Check your understanding:
- 1) According to the Texas bail reform article, when was Damon Allen shot and killed?
- 2) Extend the Texas bail reform article beyond its final sentence.

Document passage:
==========
If Gov. Abbott is so interested in the local budget process, he should file to run for Austin City Council. The election in his district is next year. I don’t expect he’d do very well.

Austin City Council member Greg Casar

Bail reform

Abbott said another priority he has this session is to pass, in some form, a reform of the state’s bail system. He pointed toward the “Damon Allen Act,” legislation he introduced in 2018 as one piece of legislation he’d like to see become law.

“The fact is Texas has a broken bail system that allows dangerous criminals to go free,” Abbott said. “I’m working with the legislature to develop strategies to end the revolving-door bail system we have in Texas.”

The act is named for Damon Allen, a DPS trooper who was shot and killed during a traffic stop on Thanksgiving Day in 2017. Abbott said the person who shot Allen was out on bail and should have been in jail.

The act aims to increase communication in the courts by ensuring judges have the full criminal history of a defendant before setting bail. But, civil rights advocates said bail reform in Texas needs to go even further.

“What we need is for judges to make meaningful, individualized determinations about someone’s risk, I mean, bail should be based on someone’s risk, and not the amount of money in their bank account,” Nick Hudson with ACLU Texas explained after the governor’s press conference.

Chas Moore with the Austin Justice Coalition agreed.

“The cash bail system is completely flawed; it’s very discriminatory,” Moore said.

Moore also added he was disappointed the governor’s roundtable failed to include important perspectives.

“He could have invited activists and organizers who have been begging for police accountability at the table,” Moore continued. “He completely disregarded the number of people that have been killed by police, the number of people that have been wrongfully arrested by police, the number of people that have been, you know, sitting in jails for far too long, because they can’t afford bail.”

Both civil rights advocates agreed police reform should have been included in the governor’s top public safety priorities.

“At the top of the list for lawmakers, this session should be passing the George Floyd Act. It will do things like ensure that we can hold bad officers accountable in state court, it’ll ensure that we can reduce arrests for things that are really petty,” Hudson said.

Hudson added they are hoping to work with Abbott and other legislators to pass bipartisan bail reform that includes what both sides of the aisle want and hopefully include police reform.
==========
Stored data entries:

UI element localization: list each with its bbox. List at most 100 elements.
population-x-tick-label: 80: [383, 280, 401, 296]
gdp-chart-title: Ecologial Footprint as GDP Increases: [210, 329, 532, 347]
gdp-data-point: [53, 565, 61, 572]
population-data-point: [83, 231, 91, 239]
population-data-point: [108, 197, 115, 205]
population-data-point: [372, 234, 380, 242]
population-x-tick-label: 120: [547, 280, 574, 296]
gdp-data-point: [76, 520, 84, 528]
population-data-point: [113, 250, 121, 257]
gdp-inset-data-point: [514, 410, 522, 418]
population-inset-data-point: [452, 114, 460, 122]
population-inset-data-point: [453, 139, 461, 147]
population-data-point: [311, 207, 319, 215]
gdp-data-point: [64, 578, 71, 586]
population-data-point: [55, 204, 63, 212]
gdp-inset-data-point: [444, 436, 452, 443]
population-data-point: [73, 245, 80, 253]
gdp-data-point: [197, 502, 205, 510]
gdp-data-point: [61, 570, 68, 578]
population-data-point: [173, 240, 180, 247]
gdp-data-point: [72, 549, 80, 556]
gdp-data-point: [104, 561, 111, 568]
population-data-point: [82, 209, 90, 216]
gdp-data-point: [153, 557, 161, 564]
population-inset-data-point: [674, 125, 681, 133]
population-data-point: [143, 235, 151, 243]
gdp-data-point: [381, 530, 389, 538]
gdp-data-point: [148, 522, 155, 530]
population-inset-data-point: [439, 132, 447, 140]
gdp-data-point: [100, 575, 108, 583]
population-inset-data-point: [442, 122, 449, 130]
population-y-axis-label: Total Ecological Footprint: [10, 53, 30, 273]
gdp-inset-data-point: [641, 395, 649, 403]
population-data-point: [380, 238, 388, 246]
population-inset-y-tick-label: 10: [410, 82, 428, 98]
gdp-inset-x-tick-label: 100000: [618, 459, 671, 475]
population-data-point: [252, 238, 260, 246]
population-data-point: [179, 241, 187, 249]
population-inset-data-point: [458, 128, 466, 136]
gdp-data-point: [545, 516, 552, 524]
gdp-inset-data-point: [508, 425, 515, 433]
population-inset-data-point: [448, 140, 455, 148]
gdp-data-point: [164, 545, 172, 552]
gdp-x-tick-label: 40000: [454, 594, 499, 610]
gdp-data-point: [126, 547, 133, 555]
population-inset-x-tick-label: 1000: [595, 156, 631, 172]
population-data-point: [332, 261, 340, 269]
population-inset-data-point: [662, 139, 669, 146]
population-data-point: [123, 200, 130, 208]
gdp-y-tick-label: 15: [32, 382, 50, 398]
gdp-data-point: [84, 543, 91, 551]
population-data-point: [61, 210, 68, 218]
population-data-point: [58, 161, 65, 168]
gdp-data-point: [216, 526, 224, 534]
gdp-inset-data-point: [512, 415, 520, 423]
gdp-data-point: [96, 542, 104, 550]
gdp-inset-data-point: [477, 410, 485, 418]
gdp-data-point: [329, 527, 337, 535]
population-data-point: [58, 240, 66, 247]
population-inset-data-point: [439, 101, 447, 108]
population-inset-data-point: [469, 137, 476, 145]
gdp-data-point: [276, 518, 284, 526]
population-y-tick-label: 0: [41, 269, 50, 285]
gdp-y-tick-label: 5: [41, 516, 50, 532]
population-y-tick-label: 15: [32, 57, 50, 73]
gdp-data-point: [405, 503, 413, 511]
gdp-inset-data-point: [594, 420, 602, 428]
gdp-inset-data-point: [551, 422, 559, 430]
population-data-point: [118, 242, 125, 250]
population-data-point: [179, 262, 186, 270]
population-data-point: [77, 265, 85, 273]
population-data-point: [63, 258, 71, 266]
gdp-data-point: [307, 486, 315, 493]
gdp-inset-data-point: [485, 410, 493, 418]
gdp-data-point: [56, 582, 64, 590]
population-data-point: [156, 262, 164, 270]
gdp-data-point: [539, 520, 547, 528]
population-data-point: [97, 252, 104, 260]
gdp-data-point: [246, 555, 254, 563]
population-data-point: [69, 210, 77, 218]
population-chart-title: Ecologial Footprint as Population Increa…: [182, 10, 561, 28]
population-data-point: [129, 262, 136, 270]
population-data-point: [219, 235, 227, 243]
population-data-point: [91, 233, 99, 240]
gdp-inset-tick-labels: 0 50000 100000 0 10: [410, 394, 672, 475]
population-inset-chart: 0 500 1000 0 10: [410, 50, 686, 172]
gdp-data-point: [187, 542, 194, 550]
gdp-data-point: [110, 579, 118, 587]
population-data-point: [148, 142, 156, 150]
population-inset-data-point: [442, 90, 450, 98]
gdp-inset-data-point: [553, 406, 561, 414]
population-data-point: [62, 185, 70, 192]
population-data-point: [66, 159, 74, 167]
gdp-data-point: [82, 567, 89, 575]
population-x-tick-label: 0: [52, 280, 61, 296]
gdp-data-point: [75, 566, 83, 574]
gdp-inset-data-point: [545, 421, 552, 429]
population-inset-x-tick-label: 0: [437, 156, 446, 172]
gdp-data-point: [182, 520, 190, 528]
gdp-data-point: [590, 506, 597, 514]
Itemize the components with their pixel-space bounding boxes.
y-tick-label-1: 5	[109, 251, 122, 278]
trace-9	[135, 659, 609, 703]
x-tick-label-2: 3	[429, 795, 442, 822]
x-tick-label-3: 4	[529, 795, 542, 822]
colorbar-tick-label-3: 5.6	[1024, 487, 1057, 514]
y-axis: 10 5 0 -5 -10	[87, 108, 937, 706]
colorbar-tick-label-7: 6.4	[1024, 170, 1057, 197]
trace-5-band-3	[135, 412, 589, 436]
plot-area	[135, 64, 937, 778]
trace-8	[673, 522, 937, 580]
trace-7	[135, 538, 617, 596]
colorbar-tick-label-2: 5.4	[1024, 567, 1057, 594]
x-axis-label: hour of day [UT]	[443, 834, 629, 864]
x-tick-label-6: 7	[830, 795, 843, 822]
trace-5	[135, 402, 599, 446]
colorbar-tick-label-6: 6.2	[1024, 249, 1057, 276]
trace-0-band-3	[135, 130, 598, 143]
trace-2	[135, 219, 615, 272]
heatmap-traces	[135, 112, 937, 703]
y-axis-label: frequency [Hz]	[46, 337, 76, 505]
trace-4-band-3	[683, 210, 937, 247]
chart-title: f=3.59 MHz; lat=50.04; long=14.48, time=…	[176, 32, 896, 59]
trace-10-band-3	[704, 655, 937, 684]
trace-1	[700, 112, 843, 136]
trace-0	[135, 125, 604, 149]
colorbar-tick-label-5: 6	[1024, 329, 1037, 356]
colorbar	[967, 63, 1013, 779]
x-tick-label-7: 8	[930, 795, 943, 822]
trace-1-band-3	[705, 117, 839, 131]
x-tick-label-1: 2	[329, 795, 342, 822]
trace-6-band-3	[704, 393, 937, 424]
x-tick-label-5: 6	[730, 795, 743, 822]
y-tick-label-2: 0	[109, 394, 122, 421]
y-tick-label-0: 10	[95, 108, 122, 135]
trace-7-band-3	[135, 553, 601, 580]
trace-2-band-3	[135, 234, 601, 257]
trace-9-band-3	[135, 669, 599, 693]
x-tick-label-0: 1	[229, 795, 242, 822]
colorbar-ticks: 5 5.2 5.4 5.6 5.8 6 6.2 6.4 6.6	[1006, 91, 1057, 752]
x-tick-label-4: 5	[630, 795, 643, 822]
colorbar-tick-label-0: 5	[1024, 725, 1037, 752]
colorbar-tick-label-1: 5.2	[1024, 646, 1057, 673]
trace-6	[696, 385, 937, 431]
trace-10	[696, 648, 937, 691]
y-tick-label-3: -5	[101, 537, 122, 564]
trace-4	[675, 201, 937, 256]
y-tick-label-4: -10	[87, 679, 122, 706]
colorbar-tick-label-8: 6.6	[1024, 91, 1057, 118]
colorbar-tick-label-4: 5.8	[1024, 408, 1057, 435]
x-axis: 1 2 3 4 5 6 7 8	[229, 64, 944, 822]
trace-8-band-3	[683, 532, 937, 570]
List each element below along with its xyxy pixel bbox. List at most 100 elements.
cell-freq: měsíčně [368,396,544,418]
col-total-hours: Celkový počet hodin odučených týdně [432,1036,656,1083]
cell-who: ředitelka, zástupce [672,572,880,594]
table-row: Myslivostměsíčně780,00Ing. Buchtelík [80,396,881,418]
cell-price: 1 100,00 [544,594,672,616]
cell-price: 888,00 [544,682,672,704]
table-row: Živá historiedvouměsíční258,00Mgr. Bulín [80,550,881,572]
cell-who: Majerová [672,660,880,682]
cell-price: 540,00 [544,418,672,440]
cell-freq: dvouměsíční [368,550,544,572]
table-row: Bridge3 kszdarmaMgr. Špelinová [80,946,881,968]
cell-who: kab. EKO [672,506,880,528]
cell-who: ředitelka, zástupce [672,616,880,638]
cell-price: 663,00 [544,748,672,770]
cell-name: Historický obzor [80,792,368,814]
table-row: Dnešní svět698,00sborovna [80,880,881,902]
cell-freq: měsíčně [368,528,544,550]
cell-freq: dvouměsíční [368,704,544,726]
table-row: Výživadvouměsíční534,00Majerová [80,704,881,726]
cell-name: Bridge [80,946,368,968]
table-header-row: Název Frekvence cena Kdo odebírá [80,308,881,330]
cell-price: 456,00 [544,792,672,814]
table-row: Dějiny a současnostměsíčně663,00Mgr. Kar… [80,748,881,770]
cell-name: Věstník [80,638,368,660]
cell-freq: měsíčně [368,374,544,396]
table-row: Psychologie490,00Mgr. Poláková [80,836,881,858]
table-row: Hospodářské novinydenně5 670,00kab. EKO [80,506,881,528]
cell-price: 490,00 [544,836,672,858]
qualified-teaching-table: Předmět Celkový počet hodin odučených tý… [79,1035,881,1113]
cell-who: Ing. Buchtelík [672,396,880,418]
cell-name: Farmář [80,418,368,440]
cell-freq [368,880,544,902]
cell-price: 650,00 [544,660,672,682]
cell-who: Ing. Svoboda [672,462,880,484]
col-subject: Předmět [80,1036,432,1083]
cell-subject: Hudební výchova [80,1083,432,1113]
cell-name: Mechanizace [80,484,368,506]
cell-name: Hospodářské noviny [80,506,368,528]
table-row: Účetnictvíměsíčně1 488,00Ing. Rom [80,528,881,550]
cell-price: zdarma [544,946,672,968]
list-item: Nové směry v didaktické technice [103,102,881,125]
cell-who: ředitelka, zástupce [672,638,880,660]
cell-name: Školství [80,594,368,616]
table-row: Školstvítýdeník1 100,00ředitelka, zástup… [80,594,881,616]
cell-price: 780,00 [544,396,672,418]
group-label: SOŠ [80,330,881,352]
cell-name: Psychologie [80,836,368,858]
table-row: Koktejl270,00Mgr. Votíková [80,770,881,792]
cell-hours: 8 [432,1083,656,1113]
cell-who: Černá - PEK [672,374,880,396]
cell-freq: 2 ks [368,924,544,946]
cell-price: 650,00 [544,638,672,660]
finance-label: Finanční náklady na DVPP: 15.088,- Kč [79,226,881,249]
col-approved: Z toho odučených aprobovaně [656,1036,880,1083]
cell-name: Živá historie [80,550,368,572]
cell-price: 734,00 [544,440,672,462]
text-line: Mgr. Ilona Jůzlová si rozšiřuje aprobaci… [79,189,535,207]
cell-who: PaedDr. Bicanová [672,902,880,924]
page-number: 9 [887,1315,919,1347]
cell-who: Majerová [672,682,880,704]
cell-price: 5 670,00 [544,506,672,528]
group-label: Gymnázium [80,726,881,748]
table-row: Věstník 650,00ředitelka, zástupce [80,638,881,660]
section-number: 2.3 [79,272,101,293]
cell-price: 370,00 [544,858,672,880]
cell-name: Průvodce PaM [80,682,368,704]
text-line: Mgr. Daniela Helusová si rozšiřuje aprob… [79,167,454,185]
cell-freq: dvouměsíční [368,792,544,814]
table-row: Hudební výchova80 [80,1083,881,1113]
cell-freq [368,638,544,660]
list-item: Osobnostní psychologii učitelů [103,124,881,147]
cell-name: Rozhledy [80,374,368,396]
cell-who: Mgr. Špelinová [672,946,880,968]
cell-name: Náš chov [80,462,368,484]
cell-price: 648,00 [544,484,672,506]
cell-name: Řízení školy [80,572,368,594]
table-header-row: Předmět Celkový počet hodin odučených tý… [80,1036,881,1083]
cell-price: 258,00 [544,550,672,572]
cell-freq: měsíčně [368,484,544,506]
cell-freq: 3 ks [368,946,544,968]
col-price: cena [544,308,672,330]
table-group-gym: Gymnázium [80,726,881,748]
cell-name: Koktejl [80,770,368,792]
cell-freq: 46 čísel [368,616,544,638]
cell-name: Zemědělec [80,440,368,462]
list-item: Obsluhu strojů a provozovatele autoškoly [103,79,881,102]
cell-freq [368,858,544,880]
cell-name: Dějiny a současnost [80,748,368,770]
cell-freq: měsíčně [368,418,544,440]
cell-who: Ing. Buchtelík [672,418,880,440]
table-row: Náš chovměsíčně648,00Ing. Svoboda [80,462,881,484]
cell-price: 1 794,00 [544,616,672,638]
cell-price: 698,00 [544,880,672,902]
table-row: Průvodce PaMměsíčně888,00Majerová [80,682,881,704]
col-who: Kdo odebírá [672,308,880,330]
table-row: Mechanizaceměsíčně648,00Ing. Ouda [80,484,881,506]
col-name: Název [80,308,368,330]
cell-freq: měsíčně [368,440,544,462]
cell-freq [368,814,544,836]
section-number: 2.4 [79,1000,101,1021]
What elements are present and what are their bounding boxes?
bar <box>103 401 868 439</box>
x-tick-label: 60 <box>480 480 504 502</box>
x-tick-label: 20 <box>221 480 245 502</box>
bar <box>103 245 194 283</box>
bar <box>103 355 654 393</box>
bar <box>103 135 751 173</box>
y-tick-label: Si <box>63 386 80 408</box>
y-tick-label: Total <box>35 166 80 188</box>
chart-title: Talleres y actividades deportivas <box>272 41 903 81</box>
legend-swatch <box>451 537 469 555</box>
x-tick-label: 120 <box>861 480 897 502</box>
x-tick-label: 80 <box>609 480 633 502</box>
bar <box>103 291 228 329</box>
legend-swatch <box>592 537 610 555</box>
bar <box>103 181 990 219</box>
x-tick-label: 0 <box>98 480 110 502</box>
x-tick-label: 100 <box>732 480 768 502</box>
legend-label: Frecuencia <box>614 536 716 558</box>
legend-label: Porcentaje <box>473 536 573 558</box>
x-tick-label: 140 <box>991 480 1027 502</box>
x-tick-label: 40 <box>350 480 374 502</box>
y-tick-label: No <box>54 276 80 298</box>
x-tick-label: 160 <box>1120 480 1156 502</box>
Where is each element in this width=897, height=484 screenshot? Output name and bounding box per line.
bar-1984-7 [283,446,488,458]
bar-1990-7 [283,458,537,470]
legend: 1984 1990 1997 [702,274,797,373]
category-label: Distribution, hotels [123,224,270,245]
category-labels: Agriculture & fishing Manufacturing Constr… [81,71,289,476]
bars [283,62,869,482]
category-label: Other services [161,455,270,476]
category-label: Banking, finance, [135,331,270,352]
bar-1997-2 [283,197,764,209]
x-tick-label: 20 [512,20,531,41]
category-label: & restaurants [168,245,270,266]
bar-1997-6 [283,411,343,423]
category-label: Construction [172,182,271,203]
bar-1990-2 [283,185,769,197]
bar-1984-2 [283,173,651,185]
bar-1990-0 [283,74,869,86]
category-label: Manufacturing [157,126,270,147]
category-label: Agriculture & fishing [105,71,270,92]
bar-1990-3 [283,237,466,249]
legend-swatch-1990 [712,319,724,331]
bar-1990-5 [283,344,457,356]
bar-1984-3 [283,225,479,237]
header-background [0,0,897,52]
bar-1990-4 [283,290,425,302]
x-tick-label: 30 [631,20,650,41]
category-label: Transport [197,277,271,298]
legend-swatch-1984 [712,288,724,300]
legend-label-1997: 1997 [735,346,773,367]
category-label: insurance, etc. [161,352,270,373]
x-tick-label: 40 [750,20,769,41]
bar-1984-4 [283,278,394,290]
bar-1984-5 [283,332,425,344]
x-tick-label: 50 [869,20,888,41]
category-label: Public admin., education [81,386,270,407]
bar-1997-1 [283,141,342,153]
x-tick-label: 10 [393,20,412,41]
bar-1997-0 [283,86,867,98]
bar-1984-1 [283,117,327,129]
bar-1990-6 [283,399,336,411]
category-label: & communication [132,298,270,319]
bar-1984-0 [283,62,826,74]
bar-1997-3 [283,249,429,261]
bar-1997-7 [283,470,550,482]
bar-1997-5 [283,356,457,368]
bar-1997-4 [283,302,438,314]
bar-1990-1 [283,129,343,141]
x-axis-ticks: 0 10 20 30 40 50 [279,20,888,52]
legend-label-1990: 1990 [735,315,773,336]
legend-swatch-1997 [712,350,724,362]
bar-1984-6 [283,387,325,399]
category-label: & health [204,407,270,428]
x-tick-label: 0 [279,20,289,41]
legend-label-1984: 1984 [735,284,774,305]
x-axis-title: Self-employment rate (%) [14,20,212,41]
==========
Response list:
- 1) He was shot and killed during a traffic stop on Thanksgiving Day in 2017.

- 2)
The Combined Law Enforcement Association of Texas agreed with Abbott’s priorities to discourage cities from pulling police funding, and the effort to reform the state’s bail system.

“We’re in favor of anything that would take hardened criminals off the streets and have an impact on officer safety and the public safety,” CLEAT public affairs coordinator Jennifer Szimanski said after Abbott’s press conference.

She said CLEAT will also be pushing lawmakers to pass legislation that will require more training beyond the beginning of officers’ careers, and beyond extra training after any mishaps.

“Instead of reactive training, it’s really more about professional development. So developing that officer into a professional and honing in their skill, and really letting them come back to the training academy. And, and work on those skills throughout their career,” Szimanski said.

Szimanski said CLEAT will also be holding lawmakers accountable for any promises they make this session.

“While we asked for additional training and meaningful training, this is an endeavor that obviously is going to cost money, but are they willing to fund it? That’s the question. By the end of the session, we will see who really wants to change and who didn’t,” Szimanski said.


While Abbott said homelessness wasn’t on the agenda for the roundtable, he addressed it by referring to a tweet he posted Wednesday saying, “if Austin doesn’t reinstate the ban on homeless camping, the state will do it for them.”

He said homelessness is going to be an issue this session, and he said he expects to announce a statewide homelessness plan that includes a ban on camping, “as well as other ideas to make sure that Texas will be able to effectively and aggressively address the homeless situation.”